Task brief:
Search the records for "diabétiques" and copy each line that holds it.

[Records from a dataset]
## Start

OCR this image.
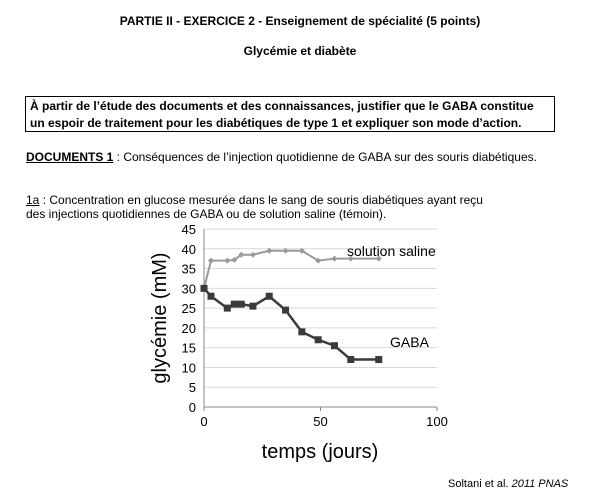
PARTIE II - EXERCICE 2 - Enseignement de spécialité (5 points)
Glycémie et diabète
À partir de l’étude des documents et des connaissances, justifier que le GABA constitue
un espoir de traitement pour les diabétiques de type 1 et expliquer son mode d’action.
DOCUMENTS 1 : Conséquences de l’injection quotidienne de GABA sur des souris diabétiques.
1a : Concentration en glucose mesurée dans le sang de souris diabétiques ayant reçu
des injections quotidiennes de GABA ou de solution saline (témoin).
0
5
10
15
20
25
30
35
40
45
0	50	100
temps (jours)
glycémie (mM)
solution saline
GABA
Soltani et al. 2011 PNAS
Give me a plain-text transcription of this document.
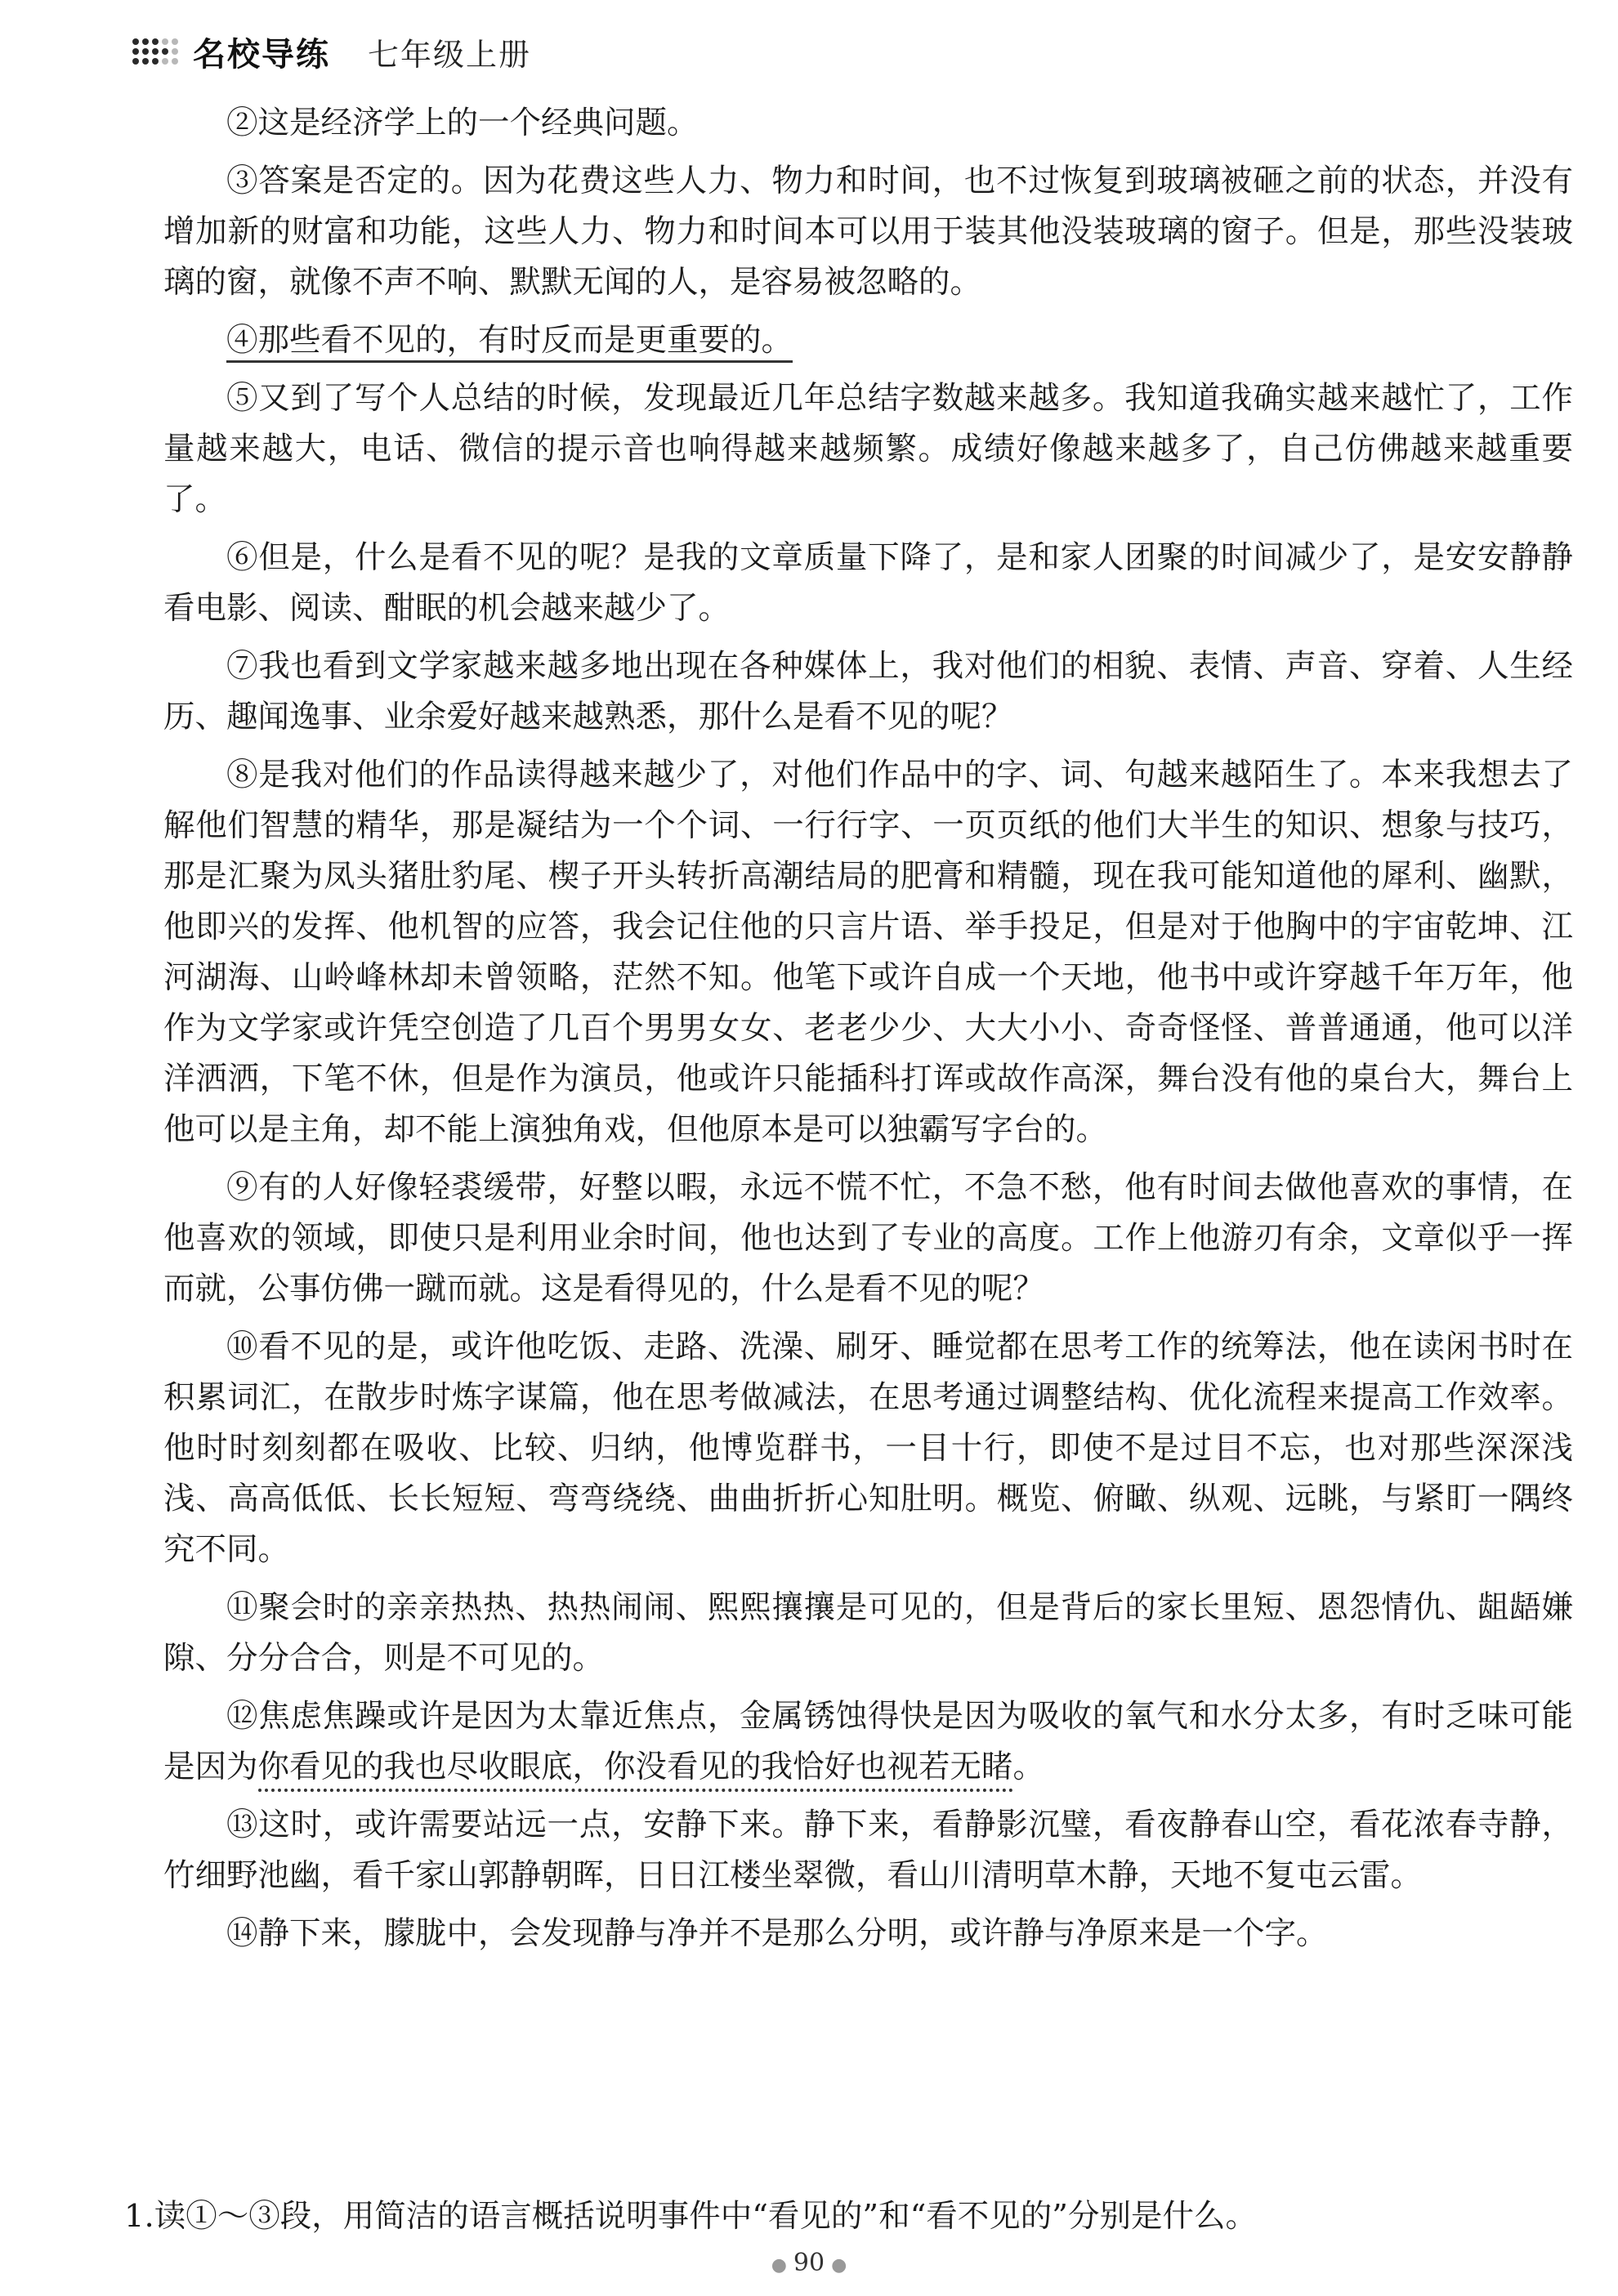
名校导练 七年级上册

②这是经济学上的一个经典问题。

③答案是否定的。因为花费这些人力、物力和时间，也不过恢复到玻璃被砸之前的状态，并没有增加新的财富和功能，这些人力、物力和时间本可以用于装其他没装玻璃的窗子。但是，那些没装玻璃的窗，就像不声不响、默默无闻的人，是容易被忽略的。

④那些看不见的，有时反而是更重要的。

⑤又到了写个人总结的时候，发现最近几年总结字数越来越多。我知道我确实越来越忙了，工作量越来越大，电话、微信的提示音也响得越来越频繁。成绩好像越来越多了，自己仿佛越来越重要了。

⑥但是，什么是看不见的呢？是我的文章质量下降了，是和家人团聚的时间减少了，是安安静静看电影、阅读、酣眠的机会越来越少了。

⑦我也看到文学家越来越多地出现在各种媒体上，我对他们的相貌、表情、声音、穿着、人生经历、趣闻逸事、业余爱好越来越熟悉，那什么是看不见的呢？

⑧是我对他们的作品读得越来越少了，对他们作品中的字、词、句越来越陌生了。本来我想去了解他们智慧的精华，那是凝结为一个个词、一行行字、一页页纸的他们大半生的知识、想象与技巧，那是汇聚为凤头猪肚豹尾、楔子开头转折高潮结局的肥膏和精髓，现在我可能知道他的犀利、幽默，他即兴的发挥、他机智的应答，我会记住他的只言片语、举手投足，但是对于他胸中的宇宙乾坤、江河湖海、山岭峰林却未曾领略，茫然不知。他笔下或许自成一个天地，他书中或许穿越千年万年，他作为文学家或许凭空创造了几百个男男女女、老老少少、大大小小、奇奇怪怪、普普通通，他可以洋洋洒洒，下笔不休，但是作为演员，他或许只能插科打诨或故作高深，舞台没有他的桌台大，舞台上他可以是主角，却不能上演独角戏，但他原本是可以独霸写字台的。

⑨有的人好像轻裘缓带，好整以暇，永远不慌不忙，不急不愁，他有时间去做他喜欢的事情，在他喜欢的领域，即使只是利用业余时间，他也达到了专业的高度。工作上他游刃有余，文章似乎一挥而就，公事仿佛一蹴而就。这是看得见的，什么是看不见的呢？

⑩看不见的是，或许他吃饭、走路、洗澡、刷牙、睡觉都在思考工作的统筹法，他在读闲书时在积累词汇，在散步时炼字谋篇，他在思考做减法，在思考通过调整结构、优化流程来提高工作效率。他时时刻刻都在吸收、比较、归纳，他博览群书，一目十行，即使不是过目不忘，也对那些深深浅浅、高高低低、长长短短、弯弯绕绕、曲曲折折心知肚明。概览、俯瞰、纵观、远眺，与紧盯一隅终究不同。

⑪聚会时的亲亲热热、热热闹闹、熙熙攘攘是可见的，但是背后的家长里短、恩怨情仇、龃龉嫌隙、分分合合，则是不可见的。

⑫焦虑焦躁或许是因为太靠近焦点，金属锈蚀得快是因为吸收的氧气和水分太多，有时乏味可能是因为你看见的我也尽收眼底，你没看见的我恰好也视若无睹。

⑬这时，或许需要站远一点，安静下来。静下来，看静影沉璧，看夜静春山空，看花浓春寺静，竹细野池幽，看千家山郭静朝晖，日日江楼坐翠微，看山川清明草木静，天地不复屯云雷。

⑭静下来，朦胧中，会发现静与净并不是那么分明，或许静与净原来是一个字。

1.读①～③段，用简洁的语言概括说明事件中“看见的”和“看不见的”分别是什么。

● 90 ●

## End

Task answer:
un espoir de traitement pour les diabétiques de type 1 et expliquer son mode d’action.
DOCUMENTS 1 : Conséquences de l’injection quotidienne de GABA sur des souris diabétiques.
1a : Concentration en glucose mesurée dans le sang de souris diabétiques ayant reçu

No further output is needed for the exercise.